Gather every line in the records below that contains the word "更小的初始抽牌数能够抽空牌堆".

◆ ◆ ◆ ◆

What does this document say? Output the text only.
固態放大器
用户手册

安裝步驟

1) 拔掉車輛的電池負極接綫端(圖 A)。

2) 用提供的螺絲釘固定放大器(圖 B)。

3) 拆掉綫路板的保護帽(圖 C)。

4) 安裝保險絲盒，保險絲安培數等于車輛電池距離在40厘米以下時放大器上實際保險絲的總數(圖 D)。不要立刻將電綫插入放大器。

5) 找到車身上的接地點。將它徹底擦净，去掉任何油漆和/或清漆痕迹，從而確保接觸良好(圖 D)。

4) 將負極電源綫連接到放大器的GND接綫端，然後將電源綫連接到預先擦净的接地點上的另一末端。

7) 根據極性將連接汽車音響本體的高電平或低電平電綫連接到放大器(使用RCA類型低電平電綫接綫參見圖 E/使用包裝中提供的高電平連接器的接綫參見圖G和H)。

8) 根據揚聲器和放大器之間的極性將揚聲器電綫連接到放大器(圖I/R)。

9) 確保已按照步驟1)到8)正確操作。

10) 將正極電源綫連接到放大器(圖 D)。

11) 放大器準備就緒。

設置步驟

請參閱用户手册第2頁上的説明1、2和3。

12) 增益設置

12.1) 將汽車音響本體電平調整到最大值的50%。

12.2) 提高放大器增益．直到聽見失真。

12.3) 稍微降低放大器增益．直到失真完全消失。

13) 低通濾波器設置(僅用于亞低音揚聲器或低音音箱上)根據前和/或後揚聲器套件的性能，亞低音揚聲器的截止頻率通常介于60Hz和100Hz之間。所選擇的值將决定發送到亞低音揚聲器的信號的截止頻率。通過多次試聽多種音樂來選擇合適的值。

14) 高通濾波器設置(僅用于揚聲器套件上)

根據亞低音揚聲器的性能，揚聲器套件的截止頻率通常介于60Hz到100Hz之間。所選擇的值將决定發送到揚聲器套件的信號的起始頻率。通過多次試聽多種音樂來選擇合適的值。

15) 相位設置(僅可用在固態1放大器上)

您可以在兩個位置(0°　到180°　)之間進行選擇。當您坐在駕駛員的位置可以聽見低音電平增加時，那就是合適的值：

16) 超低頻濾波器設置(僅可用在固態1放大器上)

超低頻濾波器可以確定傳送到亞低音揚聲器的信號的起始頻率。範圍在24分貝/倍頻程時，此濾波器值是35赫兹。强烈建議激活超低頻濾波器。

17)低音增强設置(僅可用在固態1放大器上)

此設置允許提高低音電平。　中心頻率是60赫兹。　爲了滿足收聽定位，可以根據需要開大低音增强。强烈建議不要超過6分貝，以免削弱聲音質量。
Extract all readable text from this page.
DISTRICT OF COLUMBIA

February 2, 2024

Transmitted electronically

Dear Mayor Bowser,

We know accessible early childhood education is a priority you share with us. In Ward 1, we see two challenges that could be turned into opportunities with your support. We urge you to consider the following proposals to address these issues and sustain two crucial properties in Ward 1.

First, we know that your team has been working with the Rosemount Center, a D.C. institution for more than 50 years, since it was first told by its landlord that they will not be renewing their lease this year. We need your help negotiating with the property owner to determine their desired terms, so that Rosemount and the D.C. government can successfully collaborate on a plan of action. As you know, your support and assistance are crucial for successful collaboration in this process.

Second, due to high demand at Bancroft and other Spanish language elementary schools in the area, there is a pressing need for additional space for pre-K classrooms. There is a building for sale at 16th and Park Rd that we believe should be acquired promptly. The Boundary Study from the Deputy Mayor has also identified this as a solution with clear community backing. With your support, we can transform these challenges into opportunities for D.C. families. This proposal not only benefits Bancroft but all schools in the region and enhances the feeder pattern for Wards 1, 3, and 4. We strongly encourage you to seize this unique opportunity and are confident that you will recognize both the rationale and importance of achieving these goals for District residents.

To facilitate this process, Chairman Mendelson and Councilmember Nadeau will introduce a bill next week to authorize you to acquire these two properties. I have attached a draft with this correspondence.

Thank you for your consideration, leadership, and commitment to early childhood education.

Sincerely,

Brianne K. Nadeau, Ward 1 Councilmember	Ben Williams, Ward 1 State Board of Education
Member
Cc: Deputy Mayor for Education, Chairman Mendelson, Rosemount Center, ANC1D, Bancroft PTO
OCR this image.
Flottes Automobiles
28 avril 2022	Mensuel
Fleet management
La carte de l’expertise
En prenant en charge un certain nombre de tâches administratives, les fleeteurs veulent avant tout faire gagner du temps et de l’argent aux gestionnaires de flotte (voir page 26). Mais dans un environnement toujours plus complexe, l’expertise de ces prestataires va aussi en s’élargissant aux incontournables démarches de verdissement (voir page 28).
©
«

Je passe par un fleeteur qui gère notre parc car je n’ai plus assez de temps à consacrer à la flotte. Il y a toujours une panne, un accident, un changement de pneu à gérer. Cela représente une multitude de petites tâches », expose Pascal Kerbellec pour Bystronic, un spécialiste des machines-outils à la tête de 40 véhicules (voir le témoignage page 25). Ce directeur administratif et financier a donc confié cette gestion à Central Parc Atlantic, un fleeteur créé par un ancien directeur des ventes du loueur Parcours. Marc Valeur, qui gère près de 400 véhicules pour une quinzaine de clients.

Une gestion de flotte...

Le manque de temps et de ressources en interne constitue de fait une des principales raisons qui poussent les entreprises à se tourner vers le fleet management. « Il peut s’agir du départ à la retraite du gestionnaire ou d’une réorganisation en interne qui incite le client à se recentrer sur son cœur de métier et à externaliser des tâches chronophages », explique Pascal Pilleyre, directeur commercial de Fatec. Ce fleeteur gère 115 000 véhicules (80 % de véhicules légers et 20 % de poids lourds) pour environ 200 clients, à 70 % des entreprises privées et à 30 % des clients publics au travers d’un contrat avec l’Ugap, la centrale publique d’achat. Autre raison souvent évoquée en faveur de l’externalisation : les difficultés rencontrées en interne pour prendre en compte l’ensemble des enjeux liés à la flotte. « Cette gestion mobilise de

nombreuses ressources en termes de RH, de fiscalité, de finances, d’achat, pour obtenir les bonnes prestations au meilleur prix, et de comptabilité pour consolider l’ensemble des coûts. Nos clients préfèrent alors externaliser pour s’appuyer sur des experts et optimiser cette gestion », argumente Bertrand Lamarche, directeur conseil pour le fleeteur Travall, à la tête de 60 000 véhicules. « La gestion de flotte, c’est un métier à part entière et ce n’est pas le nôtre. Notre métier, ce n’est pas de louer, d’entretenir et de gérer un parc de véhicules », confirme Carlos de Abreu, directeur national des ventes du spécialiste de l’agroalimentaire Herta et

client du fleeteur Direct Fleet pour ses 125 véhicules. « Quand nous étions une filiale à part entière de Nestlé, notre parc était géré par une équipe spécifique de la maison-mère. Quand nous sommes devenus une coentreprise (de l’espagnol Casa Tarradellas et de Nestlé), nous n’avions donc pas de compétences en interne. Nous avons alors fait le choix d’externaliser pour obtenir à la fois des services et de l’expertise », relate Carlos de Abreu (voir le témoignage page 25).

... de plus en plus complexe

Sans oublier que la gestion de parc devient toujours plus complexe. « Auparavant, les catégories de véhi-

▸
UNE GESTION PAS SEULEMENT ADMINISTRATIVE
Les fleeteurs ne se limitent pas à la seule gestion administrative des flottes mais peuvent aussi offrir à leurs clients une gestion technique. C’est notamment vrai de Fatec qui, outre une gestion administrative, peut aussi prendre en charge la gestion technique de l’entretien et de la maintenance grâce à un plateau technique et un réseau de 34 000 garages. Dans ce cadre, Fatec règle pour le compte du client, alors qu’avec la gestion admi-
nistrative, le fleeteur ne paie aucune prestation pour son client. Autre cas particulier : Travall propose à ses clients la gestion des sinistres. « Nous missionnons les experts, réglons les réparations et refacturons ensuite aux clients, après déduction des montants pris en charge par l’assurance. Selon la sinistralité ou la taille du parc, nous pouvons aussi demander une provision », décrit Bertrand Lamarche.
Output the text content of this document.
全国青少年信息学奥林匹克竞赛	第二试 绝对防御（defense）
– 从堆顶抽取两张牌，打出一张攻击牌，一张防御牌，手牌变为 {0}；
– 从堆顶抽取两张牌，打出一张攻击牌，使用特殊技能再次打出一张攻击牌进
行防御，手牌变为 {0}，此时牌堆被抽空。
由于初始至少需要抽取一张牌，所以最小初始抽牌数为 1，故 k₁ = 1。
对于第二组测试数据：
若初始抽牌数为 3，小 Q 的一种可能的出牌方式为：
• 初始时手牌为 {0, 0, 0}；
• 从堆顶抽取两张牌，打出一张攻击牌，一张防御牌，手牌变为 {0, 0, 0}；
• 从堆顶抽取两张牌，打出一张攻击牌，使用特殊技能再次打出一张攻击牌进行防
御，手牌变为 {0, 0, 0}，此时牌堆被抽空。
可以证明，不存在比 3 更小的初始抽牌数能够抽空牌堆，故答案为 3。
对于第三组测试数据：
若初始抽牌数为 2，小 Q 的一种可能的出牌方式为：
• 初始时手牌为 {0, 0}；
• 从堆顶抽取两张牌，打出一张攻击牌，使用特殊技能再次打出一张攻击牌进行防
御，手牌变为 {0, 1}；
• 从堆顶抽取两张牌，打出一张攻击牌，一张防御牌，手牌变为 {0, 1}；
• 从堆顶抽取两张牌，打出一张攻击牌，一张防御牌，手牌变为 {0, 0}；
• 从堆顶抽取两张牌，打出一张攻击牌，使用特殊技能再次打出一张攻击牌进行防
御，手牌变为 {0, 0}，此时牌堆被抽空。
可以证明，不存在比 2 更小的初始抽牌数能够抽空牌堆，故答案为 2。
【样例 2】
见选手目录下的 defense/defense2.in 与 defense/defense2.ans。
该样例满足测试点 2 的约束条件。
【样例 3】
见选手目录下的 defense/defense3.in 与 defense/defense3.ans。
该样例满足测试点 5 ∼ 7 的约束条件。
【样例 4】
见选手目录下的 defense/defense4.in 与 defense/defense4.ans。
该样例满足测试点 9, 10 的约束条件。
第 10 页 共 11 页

◆ ◆ ◆ ◆

OUTPUT OF THE TASK:
可以证明，不存在比 3 更小的初始抽牌数能够抽空牌堆，故答案为 3。
可以证明，不存在比 2 更小的初始抽牌数能够抽空牌堆，故答案为 2。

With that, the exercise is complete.